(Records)
————

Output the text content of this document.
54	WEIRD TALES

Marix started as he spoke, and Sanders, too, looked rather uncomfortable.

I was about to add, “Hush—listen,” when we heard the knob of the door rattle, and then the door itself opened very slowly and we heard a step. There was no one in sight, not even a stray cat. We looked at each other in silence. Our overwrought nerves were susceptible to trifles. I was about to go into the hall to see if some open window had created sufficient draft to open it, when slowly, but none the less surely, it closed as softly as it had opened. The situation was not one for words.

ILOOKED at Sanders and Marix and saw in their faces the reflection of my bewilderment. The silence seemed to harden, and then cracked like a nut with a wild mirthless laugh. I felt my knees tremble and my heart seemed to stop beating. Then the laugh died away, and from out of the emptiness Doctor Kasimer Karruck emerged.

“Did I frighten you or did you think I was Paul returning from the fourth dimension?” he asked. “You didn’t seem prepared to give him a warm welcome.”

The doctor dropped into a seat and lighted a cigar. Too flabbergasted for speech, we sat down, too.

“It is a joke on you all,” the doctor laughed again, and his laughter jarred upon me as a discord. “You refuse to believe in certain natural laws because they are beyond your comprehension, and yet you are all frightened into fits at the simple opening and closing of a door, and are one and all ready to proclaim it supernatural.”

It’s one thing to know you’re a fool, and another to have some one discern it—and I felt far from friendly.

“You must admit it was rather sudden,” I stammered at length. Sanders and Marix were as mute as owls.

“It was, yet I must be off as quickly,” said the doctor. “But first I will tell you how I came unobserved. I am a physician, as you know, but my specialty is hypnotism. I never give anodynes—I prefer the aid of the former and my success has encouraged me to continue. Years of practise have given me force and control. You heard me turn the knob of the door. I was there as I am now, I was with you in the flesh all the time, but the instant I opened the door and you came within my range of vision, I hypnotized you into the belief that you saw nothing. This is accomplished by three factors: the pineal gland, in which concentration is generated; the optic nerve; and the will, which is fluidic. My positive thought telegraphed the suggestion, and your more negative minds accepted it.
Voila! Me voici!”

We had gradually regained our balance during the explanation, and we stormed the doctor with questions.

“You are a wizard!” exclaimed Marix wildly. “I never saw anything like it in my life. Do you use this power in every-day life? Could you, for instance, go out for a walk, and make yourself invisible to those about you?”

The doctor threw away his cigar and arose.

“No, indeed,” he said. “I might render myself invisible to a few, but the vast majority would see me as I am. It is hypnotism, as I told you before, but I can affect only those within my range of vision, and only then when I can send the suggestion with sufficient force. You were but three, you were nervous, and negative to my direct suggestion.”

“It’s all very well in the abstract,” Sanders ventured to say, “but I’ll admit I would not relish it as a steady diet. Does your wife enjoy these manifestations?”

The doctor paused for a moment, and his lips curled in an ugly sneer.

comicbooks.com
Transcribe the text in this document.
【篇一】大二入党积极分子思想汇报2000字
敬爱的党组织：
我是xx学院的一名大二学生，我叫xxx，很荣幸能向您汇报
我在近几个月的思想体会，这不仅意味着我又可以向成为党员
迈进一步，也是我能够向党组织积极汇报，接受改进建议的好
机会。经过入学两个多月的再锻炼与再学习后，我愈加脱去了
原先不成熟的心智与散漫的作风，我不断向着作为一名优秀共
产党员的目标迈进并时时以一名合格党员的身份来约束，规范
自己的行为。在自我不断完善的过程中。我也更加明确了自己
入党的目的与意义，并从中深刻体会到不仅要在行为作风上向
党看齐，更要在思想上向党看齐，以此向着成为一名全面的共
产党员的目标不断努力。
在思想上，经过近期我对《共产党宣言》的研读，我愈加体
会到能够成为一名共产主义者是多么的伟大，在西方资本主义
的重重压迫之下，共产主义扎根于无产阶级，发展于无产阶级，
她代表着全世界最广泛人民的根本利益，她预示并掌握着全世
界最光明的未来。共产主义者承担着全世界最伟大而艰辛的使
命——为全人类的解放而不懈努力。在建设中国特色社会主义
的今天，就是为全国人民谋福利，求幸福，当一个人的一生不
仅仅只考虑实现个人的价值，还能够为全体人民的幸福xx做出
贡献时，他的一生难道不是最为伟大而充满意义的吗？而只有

————

• Given instruction:
Copy out each record exactly as given, omitting none.

• Result:
Output the text content of this document.
54	WEIRD TALES

Marix started as he spoke, and Sanders, too, looked rather uncomfortable.

I was about to add, “Hush—listen,” when we heard the knob of the door rattle, and then the door itself opened very slowly and we heard a step. There was no one in sight, not even a stray cat. We looked at each other in silence. Our overwrought nerves were susceptible to trifles. I was about to go into the hall to see if some open window had created sufficient draft to open it, when slowly, but none the less surely, it closed as softly as it had opened. The situation was not one for words.

ILOOKED at Sanders and Marix and saw in their faces the reflection of my bewilderment. The silence seemed to harden, and then cracked like a nut with a wild mirthless laugh. I felt my knees tremble and my heart seemed to stop beating. Then the laugh died away, and from out of the emptiness Doctor Kasimer Karruck emerged.

“Did I frighten you or did you think I was Paul returning from the fourth dimension?” he asked. “You didn’t seem prepared to give him a warm welcome.”

The doctor dropped into a seat and lighted a cigar. Too flabbergasted for speech, we sat down, too.

“It is a joke on you all,” the doctor laughed again, and his laughter jarred upon me as a discord. “You refuse to believe in certain natural laws because they are beyond your comprehension, and yet you are all frightened into fits at the simple opening and closing of a door, and are one and all ready to proclaim it supernatural.”

It’s one thing to know you’re a fool, and another to have some one discern it—and I felt far from friendly.

“You must admit it was rather sudden,” I stammered at length. Sanders and Marix were as mute as owls.

“It was, yet I must be off as quickly,” said the doctor. “But first I will tell you how I came unobserved. I am a physician, as you know, but my specialty is hypnotism. I never give anodynes—I prefer the aid of the former and my success has encouraged me to continue. Years of practise have given me force and control. You heard me turn the knob of the door. I was there as I am now, I was with you in the flesh all the time, but the instant I opened the door and you came within my range of vision, I hypnotized you into the belief that you saw nothing. This is accomplished by three factors: the pineal gland, in which concentration is generated; the optic nerve; and the will, which is fluidic. My positive thought telegraphed the suggestion, and your more negative minds accepted it.
Voila! Me voici!”

We had gradually regained our balance during the explanation, and we stormed the doctor with questions.

“You are a wizard!” exclaimed Marix wildly. “I never saw anything like it in my life. Do you use this power in every-day life? Could you, for instance, go out for a walk, and make yourself invisible to those about you?”

The doctor threw away his cigar and arose.

“No, indeed,” he said. “I might render myself invisible to a few, but the vast majority would see me as I am. It is hypnotism, as I told you before, but I can affect only those within my range of vision, and only then when I can send the suggestion with sufficient force. You were but three, you were nervous, and negative to my direct suggestion.”

“It’s all very well in the abstract,” Sanders ventured to say, “but I’ll admit I would not relish it as a steady diet. Does your wife enjoy these manifestations?”

The doctor paused for a moment, and his lips curled in an ugly sneer.

comicbooks.com
Transcribe the text in this document.
【篇一】大二入党积极分子思想汇报2000字
敬爱的党组织：
我是xx学院的一名大二学生，我叫xxx，很荣幸能向您汇报
我在近几个月的思想体会，这不仅意味着我又可以向成为党员
迈进一步，也是我能够向党组织积极汇报，接受改进建议的好
机会。经过入学两个多月的再锻炼与再学习后，我愈加脱去了
原先不成熟的心智与散漫的作风，我不断向着作为一名优秀共
产党员的目标迈进并时时以一名合格党员的身份来约束，规范
自己的行为。在自我不断完善的过程中。我也更加明确了自己
入党的目的与意义，并从中深刻体会到不仅要在行为作风上向
党看齐，更要在思想上向党看齐，以此向着成为一名全面的共
产党员的目标不断努力。
在思想上，经过近期我对《共产党宣言》的研读，我愈加体
会到能够成为一名共产主义者是多么的伟大，在西方资本主义
的重重压迫之下，共产主义扎根于无产阶级，发展于无产阶级，
她代表着全世界最广泛人民的根本利益，她预示并掌握着全世
界最光明的未来。共产主义者承担着全世界最伟大而艰辛的使
命——为全人类的解放而不懈努力。在建设中国特色社会主义
的今天，就是为全国人民谋福利，求幸福，当一个人的一生不
仅仅只考虑实现个人的价值，还能够为全体人民的幸福xx做出
贡献时，他的一生难道不是最为伟大而充满意义的吗？而只有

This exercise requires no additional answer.